[Saved data entries]
◆ ◆ ◆ ◆

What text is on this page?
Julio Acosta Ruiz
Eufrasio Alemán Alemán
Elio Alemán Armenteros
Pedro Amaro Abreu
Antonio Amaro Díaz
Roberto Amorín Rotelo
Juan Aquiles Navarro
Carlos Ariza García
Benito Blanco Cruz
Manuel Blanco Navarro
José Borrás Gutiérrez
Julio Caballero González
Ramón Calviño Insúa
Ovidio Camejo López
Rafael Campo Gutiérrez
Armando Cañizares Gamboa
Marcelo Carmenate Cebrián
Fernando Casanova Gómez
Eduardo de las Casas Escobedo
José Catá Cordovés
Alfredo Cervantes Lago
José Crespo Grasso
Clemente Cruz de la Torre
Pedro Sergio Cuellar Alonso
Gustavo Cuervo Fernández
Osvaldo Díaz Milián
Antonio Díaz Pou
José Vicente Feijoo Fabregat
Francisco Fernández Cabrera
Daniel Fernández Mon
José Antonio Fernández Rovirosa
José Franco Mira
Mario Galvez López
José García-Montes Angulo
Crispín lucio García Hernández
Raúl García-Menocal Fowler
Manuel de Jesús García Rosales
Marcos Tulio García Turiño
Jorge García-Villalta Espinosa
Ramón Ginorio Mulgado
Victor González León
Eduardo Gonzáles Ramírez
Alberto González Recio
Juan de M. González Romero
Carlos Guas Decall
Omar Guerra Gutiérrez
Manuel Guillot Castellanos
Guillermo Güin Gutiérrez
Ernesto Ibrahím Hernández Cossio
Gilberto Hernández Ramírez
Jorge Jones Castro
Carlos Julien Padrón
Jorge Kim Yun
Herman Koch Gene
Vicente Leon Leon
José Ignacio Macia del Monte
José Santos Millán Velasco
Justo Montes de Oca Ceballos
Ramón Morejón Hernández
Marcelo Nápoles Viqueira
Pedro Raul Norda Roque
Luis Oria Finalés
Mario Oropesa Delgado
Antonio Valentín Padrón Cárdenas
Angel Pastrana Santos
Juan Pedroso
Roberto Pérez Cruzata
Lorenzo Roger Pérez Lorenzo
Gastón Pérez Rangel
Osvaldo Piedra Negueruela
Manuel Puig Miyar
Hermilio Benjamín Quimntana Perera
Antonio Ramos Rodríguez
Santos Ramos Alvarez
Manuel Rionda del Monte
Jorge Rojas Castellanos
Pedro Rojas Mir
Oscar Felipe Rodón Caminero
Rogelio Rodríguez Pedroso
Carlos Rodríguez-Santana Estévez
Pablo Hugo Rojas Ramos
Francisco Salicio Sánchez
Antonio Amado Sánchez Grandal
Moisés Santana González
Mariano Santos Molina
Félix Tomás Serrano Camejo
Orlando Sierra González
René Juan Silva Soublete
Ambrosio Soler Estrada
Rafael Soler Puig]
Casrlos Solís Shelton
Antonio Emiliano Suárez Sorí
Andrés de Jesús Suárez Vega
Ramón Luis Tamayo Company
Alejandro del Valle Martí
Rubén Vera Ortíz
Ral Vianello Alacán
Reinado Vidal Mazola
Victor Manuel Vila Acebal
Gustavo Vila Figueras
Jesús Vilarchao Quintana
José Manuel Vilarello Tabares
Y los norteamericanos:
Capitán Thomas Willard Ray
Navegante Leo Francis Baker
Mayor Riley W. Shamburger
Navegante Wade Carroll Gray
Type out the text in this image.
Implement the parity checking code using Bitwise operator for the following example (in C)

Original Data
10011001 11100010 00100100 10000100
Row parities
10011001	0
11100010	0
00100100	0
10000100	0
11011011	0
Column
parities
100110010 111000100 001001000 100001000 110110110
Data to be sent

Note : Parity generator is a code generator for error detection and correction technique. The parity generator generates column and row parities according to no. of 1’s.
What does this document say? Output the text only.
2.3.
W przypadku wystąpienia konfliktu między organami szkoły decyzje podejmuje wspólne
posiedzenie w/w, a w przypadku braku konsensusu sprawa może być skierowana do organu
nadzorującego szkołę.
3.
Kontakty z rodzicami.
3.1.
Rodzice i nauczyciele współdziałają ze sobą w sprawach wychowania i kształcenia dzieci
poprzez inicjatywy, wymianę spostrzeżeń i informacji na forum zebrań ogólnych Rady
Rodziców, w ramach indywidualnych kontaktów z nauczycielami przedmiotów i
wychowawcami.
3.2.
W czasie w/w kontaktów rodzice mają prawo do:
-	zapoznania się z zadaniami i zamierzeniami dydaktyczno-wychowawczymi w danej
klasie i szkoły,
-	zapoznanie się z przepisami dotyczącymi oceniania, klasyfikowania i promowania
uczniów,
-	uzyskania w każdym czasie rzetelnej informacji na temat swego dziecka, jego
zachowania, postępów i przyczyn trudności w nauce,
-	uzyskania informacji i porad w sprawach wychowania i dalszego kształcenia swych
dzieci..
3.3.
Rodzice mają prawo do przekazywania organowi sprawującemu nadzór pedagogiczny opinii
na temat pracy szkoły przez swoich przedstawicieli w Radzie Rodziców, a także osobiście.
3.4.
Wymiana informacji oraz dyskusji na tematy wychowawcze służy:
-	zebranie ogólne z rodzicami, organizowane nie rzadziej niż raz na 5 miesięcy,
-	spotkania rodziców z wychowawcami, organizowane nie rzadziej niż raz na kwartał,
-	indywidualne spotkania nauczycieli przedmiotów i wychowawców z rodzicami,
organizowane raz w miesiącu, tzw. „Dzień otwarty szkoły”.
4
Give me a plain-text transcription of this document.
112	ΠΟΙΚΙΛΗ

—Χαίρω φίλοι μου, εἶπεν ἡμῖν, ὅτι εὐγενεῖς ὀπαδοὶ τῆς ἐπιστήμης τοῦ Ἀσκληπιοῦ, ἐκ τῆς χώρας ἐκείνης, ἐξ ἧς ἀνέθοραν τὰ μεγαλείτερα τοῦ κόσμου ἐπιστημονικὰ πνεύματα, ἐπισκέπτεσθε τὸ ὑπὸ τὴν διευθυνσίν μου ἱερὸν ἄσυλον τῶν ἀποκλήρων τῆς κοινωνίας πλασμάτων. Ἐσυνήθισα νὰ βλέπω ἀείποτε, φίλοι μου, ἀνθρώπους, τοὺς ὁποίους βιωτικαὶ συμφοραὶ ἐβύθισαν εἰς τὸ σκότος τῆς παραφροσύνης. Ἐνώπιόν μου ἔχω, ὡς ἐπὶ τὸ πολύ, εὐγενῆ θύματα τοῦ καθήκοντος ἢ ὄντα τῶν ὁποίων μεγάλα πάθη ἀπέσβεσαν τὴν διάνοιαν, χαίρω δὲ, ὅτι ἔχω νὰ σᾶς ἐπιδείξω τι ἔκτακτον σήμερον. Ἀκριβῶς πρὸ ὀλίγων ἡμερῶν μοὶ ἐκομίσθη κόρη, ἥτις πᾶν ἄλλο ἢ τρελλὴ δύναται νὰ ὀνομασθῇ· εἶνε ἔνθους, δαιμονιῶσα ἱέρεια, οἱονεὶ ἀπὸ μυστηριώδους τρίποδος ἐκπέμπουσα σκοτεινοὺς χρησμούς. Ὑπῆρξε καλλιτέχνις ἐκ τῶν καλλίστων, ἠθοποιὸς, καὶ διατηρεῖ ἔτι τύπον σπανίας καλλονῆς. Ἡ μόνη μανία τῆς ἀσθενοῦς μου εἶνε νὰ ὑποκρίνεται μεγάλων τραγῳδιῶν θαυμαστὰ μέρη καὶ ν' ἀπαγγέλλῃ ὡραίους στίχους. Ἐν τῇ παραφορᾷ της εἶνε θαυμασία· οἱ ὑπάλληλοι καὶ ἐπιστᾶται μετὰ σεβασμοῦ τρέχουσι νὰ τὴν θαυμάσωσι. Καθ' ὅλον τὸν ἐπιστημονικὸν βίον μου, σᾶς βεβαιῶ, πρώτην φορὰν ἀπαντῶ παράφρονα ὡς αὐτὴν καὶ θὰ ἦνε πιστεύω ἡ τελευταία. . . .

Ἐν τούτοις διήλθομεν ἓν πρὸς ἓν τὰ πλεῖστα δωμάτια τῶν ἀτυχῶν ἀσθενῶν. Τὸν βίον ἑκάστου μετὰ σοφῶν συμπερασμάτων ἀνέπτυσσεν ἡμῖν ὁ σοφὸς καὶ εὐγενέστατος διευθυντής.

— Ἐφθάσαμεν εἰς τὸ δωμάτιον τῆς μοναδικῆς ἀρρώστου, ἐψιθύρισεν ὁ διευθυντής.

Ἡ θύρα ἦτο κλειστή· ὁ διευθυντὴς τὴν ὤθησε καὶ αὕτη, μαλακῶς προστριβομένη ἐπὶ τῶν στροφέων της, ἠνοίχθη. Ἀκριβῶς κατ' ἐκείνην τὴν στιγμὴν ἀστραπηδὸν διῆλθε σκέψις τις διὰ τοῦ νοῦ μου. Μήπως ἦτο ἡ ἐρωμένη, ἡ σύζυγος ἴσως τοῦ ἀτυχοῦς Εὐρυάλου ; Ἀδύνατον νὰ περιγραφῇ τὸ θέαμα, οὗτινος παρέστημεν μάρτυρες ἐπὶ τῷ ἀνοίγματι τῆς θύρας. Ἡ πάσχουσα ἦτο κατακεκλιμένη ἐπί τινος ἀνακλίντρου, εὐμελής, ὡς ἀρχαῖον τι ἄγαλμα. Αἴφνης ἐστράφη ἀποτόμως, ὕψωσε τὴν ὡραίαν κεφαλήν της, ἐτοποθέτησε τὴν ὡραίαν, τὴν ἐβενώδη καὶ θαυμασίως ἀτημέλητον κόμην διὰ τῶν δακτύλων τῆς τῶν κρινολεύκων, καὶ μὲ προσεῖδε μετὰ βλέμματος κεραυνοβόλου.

◆ ◆ ◆ ◆

(The request) Count the lines that hold the string "Manuel", and reply with that number alone.

(The output) 7